**Aim**
Go through the entries below and retype them exactly, omitting each picture.

Records that describe figures
-=-=-
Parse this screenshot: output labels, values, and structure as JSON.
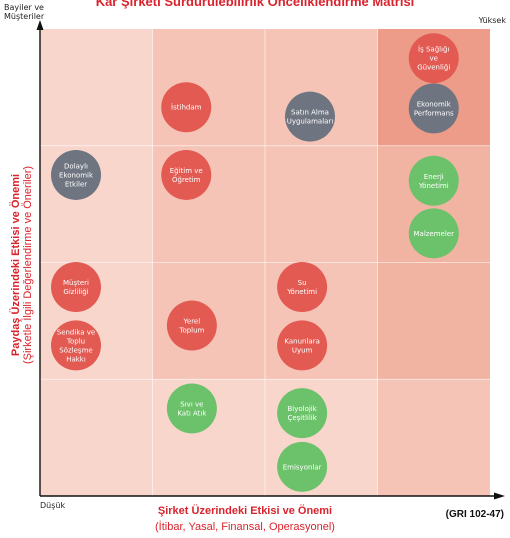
{
  "chart_data": {
    "type": "scatter",
    "title": "Kar Şirketi Sürdürülebilirlik Önceliklendirme Matrisi",
    "corner_labels": {
      "y_top": "Bayiler ve\nMüşteriler",
      "y_high": "Yüksek",
      "origin": "Düşük"
    },
    "xlabel": "Şirket Üzerindeki Etkisi ve Önemi",
    "xlabel_sub": "(İtibar, Yasal, Finansal, Operasyonel)",
    "ylabel": "Paydaş Üzerindeki Etkisi ve Önemi",
    "ylabel_sub": "(Şirketle İlgili Değerlendirme ve Öneriler)",
    "reference": "(GRI 102-47)",
    "xlim": [
      0,
      4
    ],
    "ylim": [
      0,
      4
    ],
    "grid": true,
    "cell_levels": [
      [
        1,
        2,
        2,
        1
      ],
      [
        1,
        2,
        2,
        1
      ],
      [
        0,
        1,
        1,
        0
      ],
      [
        0,
        0,
        0,
        0
      ]
    ],
    "cell_colors": [
      "#f9d6cc",
      "#f5c4b6",
      "#f1b4a3",
      "#ec9c88"
    ],
    "grid_rows_top_to_bottom": [
      [
        0,
        1,
        1,
        3
      ],
      [
        0,
        1,
        1,
        2
      ],
      [
        0,
        1,
        1,
        2
      ],
      [
        0,
        0,
        0,
        1
      ]
    ],
    "category_colors": {
      "red": "#e25a52",
      "gray": "#6e7480",
      "green": "#6cc26a"
    },
    "points": [
      {
        "label": "İş Sağlığı ve Güvenliği",
        "x": 3.5,
        "y": 3.75,
        "color": "red"
      },
      {
        "label": "Ekonomik Performans",
        "x": 3.5,
        "y": 3.32,
        "color": "gray"
      },
      {
        "label": "İstihdam",
        "x": 1.3,
        "y": 3.33,
        "color": "red"
      },
      {
        "label": "Satın Alma Uygulamaları",
        "x": 2.4,
        "y": 3.25,
        "color": "gray"
      },
      {
        "label": "Dolaylı Ekonomik Etkiler",
        "x": 0.32,
        "y": 2.75,
        "color": "gray"
      },
      {
        "label": "Eğitim ve Öğretim",
        "x": 1.3,
        "y": 2.75,
        "color": "red"
      },
      {
        "label": "Enerji Yönetimi",
        "x": 3.5,
        "y": 2.7,
        "color": "green"
      },
      {
        "label": "Malzemeler",
        "x": 3.5,
        "y": 2.25,
        "color": "green"
      },
      {
        "label": "Müşteri Gizliliği",
        "x": 0.32,
        "y": 1.79,
        "color": "red"
      },
      {
        "label": "Su Yönetimi",
        "x": 2.33,
        "y": 1.79,
        "color": "red"
      },
      {
        "label": "Sendika ve Toplu Sözleşme Hakkı",
        "x": 0.32,
        "y": 1.29,
        "color": "red"
      },
      {
        "label": "Yerel Toplum",
        "x": 1.35,
        "y": 1.46,
        "color": "red"
      },
      {
        "label": "Kanunlara Uyum",
        "x": 2.33,
        "y": 1.29,
        "color": "red"
      },
      {
        "label": "Sıvı ve Katı Atık",
        "x": 1.35,
        "y": 0.75,
        "color": "green"
      },
      {
        "label": "Biyolojik Çeşitlilik",
        "x": 2.33,
        "y": 0.71,
        "color": "green"
      },
      {
        "label": "Emisyonlar",
        "x": 2.33,
        "y": 0.25,
        "color": "green"
      }
    ]
  }
}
-=-=-
**In response**
Parse this screenshot: output labels, values, and structure as JSON.
{
  "chart_data": {
    "type": "scatter",
    "title": "Kar Şirketi Sürdürülebilirlik Önceliklendirme Matrisi",
    "corner_labels": {
      "y_top": "Bayiler ve\nMüşteriler",
      "y_high": "Yüksek",
      "origin": "Düşük"
    },
    "xlabel": "Şirket Üzerindeki Etkisi ve Önemi",
    "xlabel_sub": "(İtibar, Yasal, Finansal, Operasyonel)",
    "ylabel": "Paydaş Üzerindeki Etkisi ve Önemi",
    "ylabel_sub": "(Şirketle İlgili Değerlendirme ve Öneriler)",
    "reference": "(GRI 102-47)",
    "xlim": [
      0,
      4
    ],
    "ylim": [
      0,
      4
    ],
    "grid": true,
    "cell_levels": [
      [
        1,
        2,
        2,
        1
      ],
      [
        1,
        2,
        2,
        1
      ],
      [
        0,
        1,
        1,
        0
      ],
      [
        0,
        0,
        0,
        0
      ]
    ],
    "cell_colors": [
      "#f9d6cc",
      "#f5c4b6",
      "#f1b4a3",
      "#ec9c88"
    ],
    "grid_rows_top_to_bottom": [
      [
        0,
        1,
        1,
        3
      ],
      [
        0,
        1,
        1,
        2
      ],
      [
        0,
        1,
        1,
        2
      ],
      [
        0,
        0,
        0,
        1
      ]
    ],
    "category_colors": {
      "red": "#e25a52",
      "gray": "#6e7480",
      "green": "#6cc26a"
    },
    "points": [
      {
        "label": "İş Sağlığı ve Güvenliği",
        "x": 3.5,
        "y": 3.75,
        "color": "red"
      },
      {
        "label": "Ekonomik Performans",
        "x": 3.5,
        "y": 3.32,
        "color": "gray"
      },
      {
        "label": "İstihdam",
        "x": 1.3,
        "y": 3.33,
        "color": "red"
      },
      {
        "label": "Satın Alma Uygulamaları",
        "x": 2.4,
        "y": 3.25,
        "color": "gray"
      },
      {
        "label": "Dolaylı Ekonomik Etkiler",
        "x": 0.32,
        "y": 2.75,
        "color": "gray"
      },
      {
        "label": "Eğitim ve Öğretim",
        "x": 1.3,
        "y": 2.75,
        "color": "red"
      },
      {
        "label": "Enerji Yönetimi",
        "x": 3.5,
        "y": 2.7,
        "color": "green"
      },
      {
        "label": "Malzemeler",
        "x": 3.5,
        "y": 2.25,
        "color": "green"
      },
      {
        "label": "Müşteri Gizliliği",
        "x": 0.32,
        "y": 1.79,
        "color": "red"
      },
      {
        "label": "Su Yönetimi",
        "x": 2.33,
        "y": 1.79,
        "color": "red"
      },
      {
        "label": "Sendika ve Toplu Sözleşme Hakkı",
        "x": 0.32,
        "y": 1.29,
        "color": "red"
      },
      {
        "label": "Yerel Toplum",
        "x": 1.35,
        "y": 1.46,
        "color": "red"
      },
      {
        "label": "Kanunlara Uyum",
        "x": 2.33,
        "y": 1.29,
        "color": "red"
      },
      {
        "label": "Sıvı ve Katı Atık",
        "x": 1.35,
        "y": 0.75,
        "color": "green"
      },
      {
        "label": "Biyolojik Çeşitlilik",
        "x": 2.33,
        "y": 0.71,
        "color": "green"
      },
      {
        "label": "Emisyonlar",
        "x": 2.33,
        "y": 0.25,
        "color": "green"
      }
    ]
  }
}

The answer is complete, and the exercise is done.